=== OBJECTIVE ===
Can you rewrite all the rows below with every "Device Status" replaced by "Device State", changing nothing else and leaving out the pictures?
---------------
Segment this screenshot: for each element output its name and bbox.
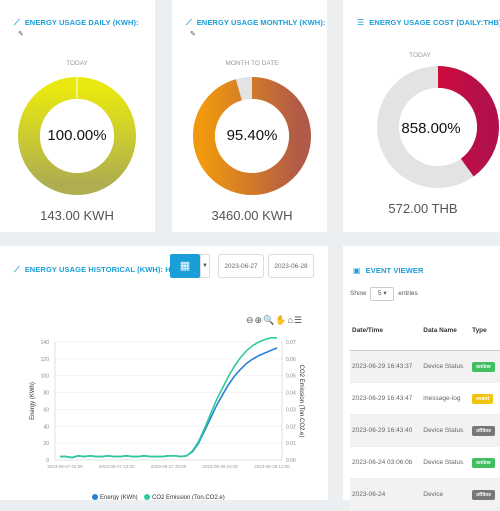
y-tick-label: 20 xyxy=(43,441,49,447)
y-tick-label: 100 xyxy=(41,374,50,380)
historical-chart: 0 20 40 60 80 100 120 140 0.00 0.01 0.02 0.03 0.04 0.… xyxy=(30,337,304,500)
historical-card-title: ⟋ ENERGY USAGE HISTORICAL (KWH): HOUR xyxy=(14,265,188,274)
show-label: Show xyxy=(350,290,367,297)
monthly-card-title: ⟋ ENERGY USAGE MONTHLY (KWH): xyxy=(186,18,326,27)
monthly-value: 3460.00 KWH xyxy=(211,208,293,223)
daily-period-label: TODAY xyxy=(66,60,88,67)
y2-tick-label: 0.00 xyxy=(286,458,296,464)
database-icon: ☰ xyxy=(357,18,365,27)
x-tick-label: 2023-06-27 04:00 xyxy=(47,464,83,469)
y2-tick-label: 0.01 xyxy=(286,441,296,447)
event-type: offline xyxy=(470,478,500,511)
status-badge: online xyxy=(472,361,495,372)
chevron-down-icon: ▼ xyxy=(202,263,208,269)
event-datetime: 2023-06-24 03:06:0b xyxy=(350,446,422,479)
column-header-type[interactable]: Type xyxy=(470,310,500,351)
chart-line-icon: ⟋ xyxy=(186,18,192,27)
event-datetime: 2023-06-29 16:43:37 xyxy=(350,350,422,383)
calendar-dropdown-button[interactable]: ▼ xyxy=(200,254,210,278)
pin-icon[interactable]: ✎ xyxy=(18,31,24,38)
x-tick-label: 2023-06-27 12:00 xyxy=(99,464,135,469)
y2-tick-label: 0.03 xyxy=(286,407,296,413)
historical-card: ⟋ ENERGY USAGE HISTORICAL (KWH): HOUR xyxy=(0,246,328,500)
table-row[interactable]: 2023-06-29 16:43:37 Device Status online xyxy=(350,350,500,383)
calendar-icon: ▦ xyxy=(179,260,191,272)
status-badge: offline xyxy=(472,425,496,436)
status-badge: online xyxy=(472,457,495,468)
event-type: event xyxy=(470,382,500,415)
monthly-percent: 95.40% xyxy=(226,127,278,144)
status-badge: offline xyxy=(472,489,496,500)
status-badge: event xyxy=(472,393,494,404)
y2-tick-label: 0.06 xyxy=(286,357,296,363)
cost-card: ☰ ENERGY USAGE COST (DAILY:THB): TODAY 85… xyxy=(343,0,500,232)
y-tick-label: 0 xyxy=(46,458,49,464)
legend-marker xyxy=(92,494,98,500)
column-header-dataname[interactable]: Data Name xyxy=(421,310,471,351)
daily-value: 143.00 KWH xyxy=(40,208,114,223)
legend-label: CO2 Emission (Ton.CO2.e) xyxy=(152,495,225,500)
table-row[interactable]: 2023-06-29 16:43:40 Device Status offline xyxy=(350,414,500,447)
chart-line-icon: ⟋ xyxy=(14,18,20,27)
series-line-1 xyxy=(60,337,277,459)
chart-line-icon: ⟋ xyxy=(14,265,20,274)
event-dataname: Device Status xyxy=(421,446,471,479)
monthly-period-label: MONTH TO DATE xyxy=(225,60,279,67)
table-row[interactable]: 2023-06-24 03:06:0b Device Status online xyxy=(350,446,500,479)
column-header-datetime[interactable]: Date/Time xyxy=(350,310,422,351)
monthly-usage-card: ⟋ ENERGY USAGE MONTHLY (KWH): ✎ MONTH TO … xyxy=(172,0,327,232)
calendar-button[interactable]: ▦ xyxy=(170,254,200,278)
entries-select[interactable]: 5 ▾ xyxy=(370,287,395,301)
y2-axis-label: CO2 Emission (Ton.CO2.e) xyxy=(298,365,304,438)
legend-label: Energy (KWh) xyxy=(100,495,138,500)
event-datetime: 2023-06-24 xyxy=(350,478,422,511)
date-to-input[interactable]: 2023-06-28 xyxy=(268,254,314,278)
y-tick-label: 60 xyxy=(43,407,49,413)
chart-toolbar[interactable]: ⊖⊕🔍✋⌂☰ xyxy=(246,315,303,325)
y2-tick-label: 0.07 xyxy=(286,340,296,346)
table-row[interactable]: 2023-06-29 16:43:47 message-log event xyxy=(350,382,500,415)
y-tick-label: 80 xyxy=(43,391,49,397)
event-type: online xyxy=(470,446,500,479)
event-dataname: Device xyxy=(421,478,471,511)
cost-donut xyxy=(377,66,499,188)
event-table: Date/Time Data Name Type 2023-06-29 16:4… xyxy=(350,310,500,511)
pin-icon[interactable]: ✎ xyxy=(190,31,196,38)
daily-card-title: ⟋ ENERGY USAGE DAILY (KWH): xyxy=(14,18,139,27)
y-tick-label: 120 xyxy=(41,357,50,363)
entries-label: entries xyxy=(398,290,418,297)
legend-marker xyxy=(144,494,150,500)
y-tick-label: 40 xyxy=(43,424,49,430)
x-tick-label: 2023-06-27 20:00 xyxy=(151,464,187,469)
---------------
=== FINISHED TASK ===
Segment this screenshot: for each element output its name and bbox.
y-tick-label: 20 xyxy=(43,441,49,447)
y-tick-label: 100 xyxy=(41,374,50,380)
historical-chart: 0 20 40 60 80 100 120 140 0.00 0.01 0.02 0.03 0.04 0.… xyxy=(30,337,304,500)
historical-card-title: ⟋ ENERGY USAGE HISTORICAL (KWH): HOUR xyxy=(14,265,188,274)
show-label: Show xyxy=(350,290,367,297)
monthly-card-title: ⟋ ENERGY USAGE MONTHLY (KWH): xyxy=(186,18,326,27)
monthly-value: 3460.00 KWH xyxy=(211,208,293,223)
daily-period-label: TODAY xyxy=(66,60,88,67)
y2-tick-label: 0.00 xyxy=(286,458,296,464)
database-icon: ☰ xyxy=(357,18,365,27)
x-tick-label: 2023-06-27 04:00 xyxy=(47,464,83,469)
y2-tick-label: 0.01 xyxy=(286,441,296,447)
event-type: offline xyxy=(470,478,500,511)
status-badge: online xyxy=(472,361,495,372)
chevron-down-icon: ▼ xyxy=(202,263,208,269)
event-datetime: 2023-06-24 03:06:0b xyxy=(350,446,422,479)
column-header-type[interactable]: Type xyxy=(470,310,500,351)
chart-line-icon: ⟋ xyxy=(186,18,192,27)
event-datetime: 2023-06-29 16:43:37 xyxy=(350,350,422,383)
calendar-dropdown-button[interactable]: ▼ xyxy=(200,254,210,278)
pin-icon[interactable]: ✎ xyxy=(18,31,24,38)
x-tick-label: 2023-06-27 12:00 xyxy=(99,464,135,469)
y2-tick-label: 0.03 xyxy=(286,407,296,413)
historical-card: ⟋ ENERGY USAGE HISTORICAL (KWH): HOUR xyxy=(0,246,328,500)
table-row[interactable]: 2023-06-29 16:43:37 Device State online xyxy=(350,350,500,383)
calendar-icon: ▦ xyxy=(179,260,191,272)
status-badge: offline xyxy=(472,425,496,436)
status-badge: online xyxy=(472,457,495,468)
event-type: event xyxy=(470,382,500,415)
monthly-percent: 95.40% xyxy=(226,127,278,144)
status-badge: offline xyxy=(472,489,496,500)
status-badge: event xyxy=(472,393,494,404)
y2-tick-label: 0.06 xyxy=(286,357,296,363)
cost-card: ☰ ENERGY USAGE COST (DAILY:THB): TODAY 85… xyxy=(343,0,500,232)
y-tick-label: 0 xyxy=(46,458,49,464)
legend-marker xyxy=(92,494,98,500)
column-header-dataname[interactable]: Data Name xyxy=(421,310,471,351)
daily-value: 143.00 KWH xyxy=(40,208,114,223)
legend-label: CO2 Emission (Ton.CO2.e) xyxy=(152,495,225,500)
table-row[interactable]: 2023-06-29 16:43:40 Device State offline xyxy=(350,414,500,447)
chart-line-icon: ⟋ xyxy=(14,18,20,27)
series-line-1 xyxy=(60,337,277,459)
chart-line-icon: ⟋ xyxy=(14,265,20,274)
event-dataname: Device State xyxy=(421,446,471,479)
monthly-period-label: MONTH TO DATE xyxy=(225,60,279,67)
table-row[interactable]: 2023-06-24 03:06:0b Device State online xyxy=(350,446,500,479)
column-header-datetime[interactable]: Date/Time xyxy=(350,310,422,351)
monthly-usage-card: ⟋ ENERGY USAGE MONTHLY (KWH): ✎ MONTH TO … xyxy=(172,0,327,232)
calendar-button[interactable]: ▦ xyxy=(170,254,200,278)
entries-select[interactable]: 5 ▾ xyxy=(370,287,395,301)
y2-axis-label: CO2 Emission (Ton.CO2.e) xyxy=(298,365,304,438)
legend-label: Energy (KWh) xyxy=(100,495,138,500)
event-datetime: 2023-06-24 xyxy=(350,478,422,511)
date-to-input[interactable]: 2023-06-28 xyxy=(268,254,314,278)
y-tick-label: 60 xyxy=(43,407,49,413)
chart-toolbar[interactable]: ⊖⊕🔍✋⌂☰ xyxy=(246,315,303,325)
y2-tick-label: 0.07 xyxy=(286,340,296,346)
table-row[interactable]: 2023-06-29 16:43:47 message-log event xyxy=(350,382,500,415)
y-tick-label: 80 xyxy=(43,391,49,397)
event-type: online xyxy=(470,446,500,479)
event-dataname: Device xyxy=(421,478,471,511)
cost-donut xyxy=(377,66,499,188)
event-table: Date/Time Data Name Type 2023-06-29 16:4… xyxy=(350,310,500,511)
pin-icon[interactable]: ✎ xyxy=(190,31,196,38)
daily-card-title: ⟋ ENERGY USAGE DAILY (KWH): xyxy=(14,18,139,27)
y-tick-label: 120 xyxy=(41,357,50,363)
entries-label: entries xyxy=(398,290,418,297)
legend-marker xyxy=(144,494,150,500)
y-tick-label: 40 xyxy=(43,424,49,430)
x-tick-label: 2023-06-27 20:00 xyxy=(151,464,187,469)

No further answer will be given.